> **Task brief**:
Find every line in the rows below that contains the string "legend", and copy each one.

> **Dataset records**:
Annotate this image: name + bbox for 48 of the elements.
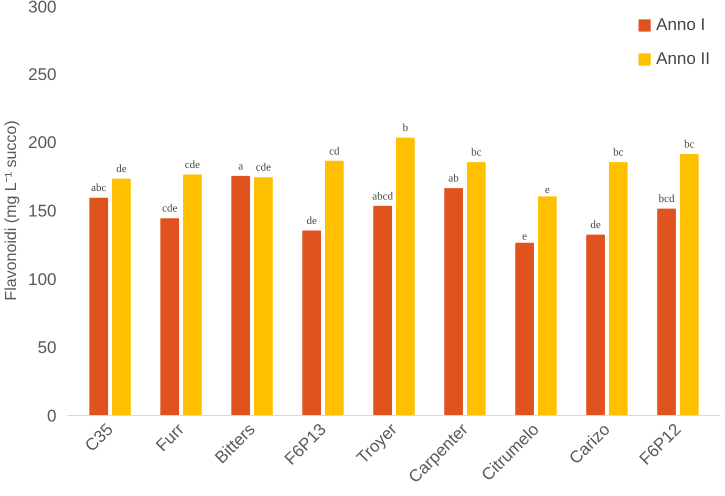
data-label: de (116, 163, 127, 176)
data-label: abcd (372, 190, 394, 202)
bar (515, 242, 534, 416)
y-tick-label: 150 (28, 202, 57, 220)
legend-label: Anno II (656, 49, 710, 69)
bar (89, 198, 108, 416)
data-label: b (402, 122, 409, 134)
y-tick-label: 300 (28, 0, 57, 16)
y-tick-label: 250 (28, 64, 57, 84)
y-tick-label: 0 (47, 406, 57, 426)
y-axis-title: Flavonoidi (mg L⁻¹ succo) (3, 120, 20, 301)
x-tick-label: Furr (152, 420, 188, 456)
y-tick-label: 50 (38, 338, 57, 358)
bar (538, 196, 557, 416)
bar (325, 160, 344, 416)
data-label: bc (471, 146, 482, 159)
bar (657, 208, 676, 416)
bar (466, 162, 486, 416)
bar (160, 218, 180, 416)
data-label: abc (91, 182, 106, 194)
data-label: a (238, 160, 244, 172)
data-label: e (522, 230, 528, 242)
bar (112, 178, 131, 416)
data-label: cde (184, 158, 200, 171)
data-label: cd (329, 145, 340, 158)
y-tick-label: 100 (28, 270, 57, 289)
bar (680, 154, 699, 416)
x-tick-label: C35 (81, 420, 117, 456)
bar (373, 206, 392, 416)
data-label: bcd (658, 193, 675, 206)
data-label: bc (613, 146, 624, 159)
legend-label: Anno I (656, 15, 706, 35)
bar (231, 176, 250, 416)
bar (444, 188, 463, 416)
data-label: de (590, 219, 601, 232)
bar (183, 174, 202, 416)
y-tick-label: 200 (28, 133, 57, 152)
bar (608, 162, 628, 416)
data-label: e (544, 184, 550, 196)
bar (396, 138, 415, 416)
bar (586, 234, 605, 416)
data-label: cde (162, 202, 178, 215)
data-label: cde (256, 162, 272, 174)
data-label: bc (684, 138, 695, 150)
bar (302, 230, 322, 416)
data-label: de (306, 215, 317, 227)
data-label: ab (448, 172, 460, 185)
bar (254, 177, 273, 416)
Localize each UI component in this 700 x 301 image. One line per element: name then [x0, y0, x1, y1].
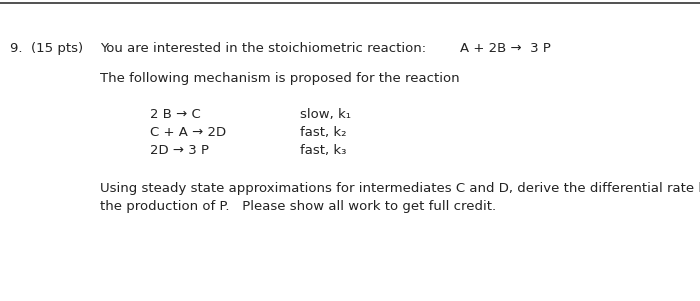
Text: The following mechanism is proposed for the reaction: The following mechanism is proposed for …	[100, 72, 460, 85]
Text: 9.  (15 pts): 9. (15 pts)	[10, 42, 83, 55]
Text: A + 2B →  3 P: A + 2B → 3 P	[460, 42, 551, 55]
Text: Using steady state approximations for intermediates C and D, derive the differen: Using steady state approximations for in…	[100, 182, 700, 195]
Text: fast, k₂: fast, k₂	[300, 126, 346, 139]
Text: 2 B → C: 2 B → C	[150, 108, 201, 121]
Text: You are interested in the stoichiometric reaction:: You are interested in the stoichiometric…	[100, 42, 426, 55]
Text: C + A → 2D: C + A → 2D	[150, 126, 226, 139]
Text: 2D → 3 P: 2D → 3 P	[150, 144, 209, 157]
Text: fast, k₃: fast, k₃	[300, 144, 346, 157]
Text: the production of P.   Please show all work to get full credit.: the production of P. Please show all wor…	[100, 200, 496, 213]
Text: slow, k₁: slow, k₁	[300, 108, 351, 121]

> **Completed task**:
legend-label: Anno II (656, 49, 710, 69)
legend-label: Anno I (656, 15, 706, 35)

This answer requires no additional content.